- Required work
Gather each line containing the string "which" from these entries.

- Records provided
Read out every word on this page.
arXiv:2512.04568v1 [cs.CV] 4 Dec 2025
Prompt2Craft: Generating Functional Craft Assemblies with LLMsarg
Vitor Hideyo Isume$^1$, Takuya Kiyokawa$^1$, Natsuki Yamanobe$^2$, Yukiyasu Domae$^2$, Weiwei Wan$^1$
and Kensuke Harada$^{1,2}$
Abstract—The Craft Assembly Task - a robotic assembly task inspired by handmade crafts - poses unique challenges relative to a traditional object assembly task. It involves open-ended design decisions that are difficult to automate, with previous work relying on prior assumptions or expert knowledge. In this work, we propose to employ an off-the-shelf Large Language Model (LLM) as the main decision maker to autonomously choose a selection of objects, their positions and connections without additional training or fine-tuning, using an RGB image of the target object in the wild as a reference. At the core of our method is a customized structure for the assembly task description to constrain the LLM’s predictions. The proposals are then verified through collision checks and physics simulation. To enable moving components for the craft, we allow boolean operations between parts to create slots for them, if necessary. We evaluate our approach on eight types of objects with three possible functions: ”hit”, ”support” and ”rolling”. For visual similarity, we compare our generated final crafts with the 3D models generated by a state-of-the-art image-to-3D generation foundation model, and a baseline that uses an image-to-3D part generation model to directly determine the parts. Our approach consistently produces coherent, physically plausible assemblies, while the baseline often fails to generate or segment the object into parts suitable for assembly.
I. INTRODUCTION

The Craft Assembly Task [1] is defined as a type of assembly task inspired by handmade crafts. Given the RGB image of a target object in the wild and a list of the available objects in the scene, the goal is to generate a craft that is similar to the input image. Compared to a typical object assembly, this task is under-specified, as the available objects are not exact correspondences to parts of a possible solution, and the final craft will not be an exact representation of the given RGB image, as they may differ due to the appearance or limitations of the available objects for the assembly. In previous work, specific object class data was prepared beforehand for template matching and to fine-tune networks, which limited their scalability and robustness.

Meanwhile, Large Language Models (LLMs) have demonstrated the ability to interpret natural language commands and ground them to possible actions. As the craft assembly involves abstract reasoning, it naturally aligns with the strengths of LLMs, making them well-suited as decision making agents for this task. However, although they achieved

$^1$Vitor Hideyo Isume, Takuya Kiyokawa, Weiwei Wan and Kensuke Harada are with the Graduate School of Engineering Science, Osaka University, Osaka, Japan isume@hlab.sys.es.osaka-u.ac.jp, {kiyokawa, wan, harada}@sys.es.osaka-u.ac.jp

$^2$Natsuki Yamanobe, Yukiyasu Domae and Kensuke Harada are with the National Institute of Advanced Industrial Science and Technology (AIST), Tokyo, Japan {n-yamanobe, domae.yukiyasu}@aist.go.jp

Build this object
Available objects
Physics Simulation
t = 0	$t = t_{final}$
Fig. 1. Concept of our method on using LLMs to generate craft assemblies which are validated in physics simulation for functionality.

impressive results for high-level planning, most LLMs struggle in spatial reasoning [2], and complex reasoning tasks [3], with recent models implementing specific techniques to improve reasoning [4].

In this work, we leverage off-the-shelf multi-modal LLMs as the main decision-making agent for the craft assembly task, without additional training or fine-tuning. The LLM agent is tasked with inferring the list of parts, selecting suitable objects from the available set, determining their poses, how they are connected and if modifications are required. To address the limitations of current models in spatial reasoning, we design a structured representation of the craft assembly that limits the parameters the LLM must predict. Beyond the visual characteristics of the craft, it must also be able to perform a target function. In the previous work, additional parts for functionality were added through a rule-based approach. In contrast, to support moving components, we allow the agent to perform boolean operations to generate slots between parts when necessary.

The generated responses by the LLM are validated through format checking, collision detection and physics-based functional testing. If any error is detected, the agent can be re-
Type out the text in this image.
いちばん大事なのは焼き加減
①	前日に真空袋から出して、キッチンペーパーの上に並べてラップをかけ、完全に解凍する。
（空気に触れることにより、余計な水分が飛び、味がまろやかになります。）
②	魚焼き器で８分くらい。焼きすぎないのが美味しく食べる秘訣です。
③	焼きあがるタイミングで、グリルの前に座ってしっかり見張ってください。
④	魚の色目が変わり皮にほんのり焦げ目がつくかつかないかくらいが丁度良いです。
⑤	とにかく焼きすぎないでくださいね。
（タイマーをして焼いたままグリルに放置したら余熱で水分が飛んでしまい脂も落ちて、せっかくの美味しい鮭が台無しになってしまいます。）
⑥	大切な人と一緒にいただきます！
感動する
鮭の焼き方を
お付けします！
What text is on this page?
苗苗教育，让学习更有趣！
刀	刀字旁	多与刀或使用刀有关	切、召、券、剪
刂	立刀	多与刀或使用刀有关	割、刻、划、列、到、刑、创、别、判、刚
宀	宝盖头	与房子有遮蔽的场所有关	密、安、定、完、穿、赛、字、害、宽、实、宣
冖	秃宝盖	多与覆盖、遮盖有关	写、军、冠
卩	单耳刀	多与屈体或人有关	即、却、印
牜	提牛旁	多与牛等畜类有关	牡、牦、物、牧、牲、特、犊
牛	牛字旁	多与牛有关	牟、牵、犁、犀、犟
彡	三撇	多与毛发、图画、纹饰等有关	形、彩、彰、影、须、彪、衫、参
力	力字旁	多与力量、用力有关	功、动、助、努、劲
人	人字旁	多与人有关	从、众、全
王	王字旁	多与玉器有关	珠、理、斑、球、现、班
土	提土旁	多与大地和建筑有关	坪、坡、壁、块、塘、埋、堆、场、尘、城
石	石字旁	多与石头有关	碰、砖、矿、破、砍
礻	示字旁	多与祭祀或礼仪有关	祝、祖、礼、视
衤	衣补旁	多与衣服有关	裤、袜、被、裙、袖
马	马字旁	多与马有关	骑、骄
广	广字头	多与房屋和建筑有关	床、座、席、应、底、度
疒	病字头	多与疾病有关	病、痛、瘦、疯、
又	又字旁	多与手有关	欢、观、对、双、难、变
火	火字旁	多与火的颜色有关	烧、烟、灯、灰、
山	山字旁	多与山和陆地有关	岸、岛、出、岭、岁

- Solution to the problem
The Craft Assembly Task [1] is defined as a type of assembly task inspired by handmade crafts. Given the RGB image of a target object in the wild and a list of the available objects in the scene, the goal is to generate a craft that is similar to the input image. Compared to a typical object assembly, this task is under-specified, as the available objects are not exact correspondences to parts of a possible solution, and the final craft will not be an exact representation of the given RGB image, as they may differ due to the appearance or limitations of the available objects for the assembly. In previous work, specific object class data was prepared beforehand for template matching and to fine-tune networks, which limited their scalability and robustness.
Fig. 1. Concept of our method on using LLMs to generate craft assemblies which are validated in physics simulation for functionality.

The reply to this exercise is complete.